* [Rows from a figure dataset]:
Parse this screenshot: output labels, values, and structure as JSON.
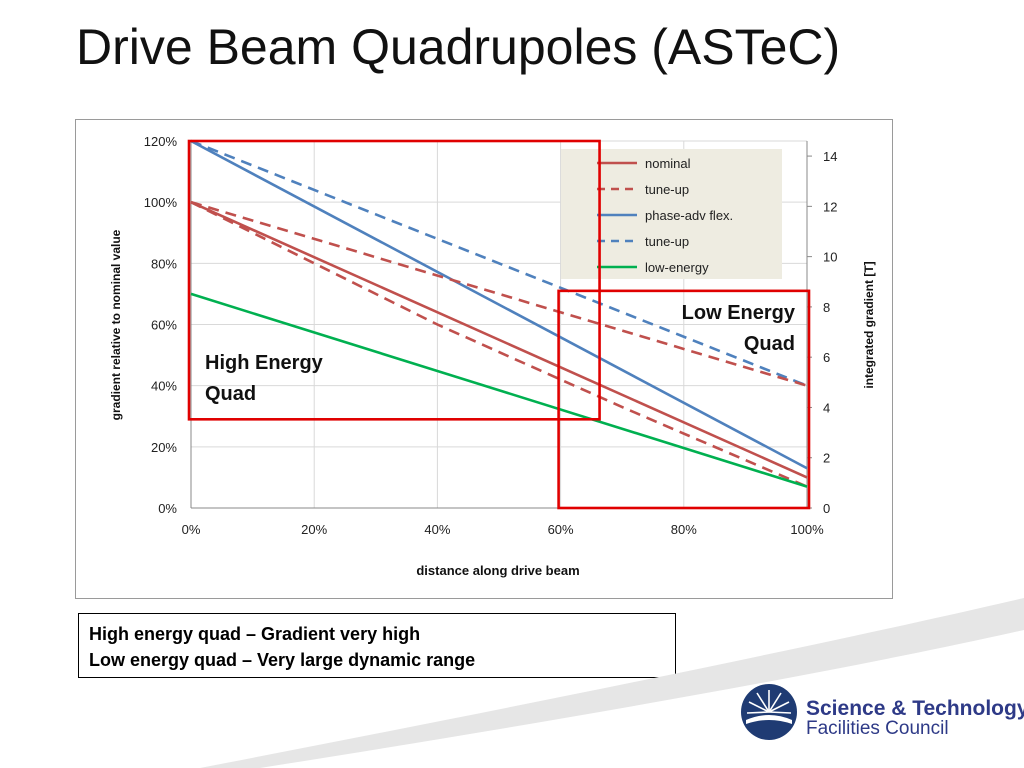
{
  "slide": {
    "title": "Drive Beam Quadrupoles (ASTeC)",
    "notes": [
      "High energy quad – Gradient very high",
      "Low energy quad – Very large dynamic range"
    ],
    "logo": {
      "line1": "Science & Technology",
      "line2": "Facilities Council"
    }
  },
  "chart_data": {
    "type": "line",
    "xlabel": "distance along drive beam",
    "ylabel": "gradient relative to nominal value",
    "y2label": "integrated gradient [T]",
    "xlim": [
      0,
      100
    ],
    "ylim": [
      0,
      120
    ],
    "y2lim": [
      0,
      14.6
    ],
    "x_ticks": [
      "0%",
      "20%",
      "40%",
      "60%",
      "80%",
      "100%"
    ],
    "y_ticks": [
      "0%",
      "20%",
      "40%",
      "60%",
      "80%",
      "100%",
      "120%"
    ],
    "y2_ticks": [
      "0",
      "2",
      "4",
      "6",
      "8",
      "10",
      "12",
      "14"
    ],
    "grid": true,
    "legend_placement": "top-right",
    "series": [
      {
        "name": "nominal",
        "color": "#c0504d",
        "dash": "solid",
        "x": [
          0,
          100
        ],
        "y": [
          100,
          10
        ]
      },
      {
        "name": "tune-up",
        "color": "#c0504d",
        "dash": "dashed",
        "x": [
          0,
          40,
          70,
          100
        ],
        "y": [
          100,
          60,
          33,
          7
        ]
      },
      {
        "name": "phase-adv flex.",
        "color": "#4f81bd",
        "dash": "solid",
        "x": [
          0,
          100
        ],
        "y": [
          120,
          13
        ]
      },
      {
        "name": "tune-up",
        "color": "#4f81bd",
        "dash": "dashed",
        "x": [
          0,
          100
        ],
        "y": [
          120,
          40
        ]
      },
      {
        "name": "low-energy",
        "color": "#00b050",
        "dash": "solid",
        "x": [
          0,
          100
        ],
        "y": [
          70,
          7
        ]
      },
      {
        "name": "",
        "color": "#c0504d",
        "dash": "dashed",
        "x": [
          0,
          100
        ],
        "y": [
          100,
          40
        ]
      }
    ],
    "annotations": [
      {
        "text_lines": [
          "High Energy",
          "Quad"
        ],
        "box_x": [
          0,
          66
        ],
        "box_y": [
          29,
          120
        ]
      },
      {
        "text_lines": [
          "Low Energy",
          "Quad"
        ],
        "box_x": [
          60,
          100
        ],
        "box_y": [
          0,
          71
        ]
      }
    ]
  }
}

* [THE REQUEST]:
Pick out, from the lines above, every one that contains the string "name".

* [EXERCISE SOLUTION]:
        "name": "nominal",
        "name": "tune-up",
        "name": "phase-adv flex.",
        "name": "tune-up",
        "name": "low-energy",
        "name": "",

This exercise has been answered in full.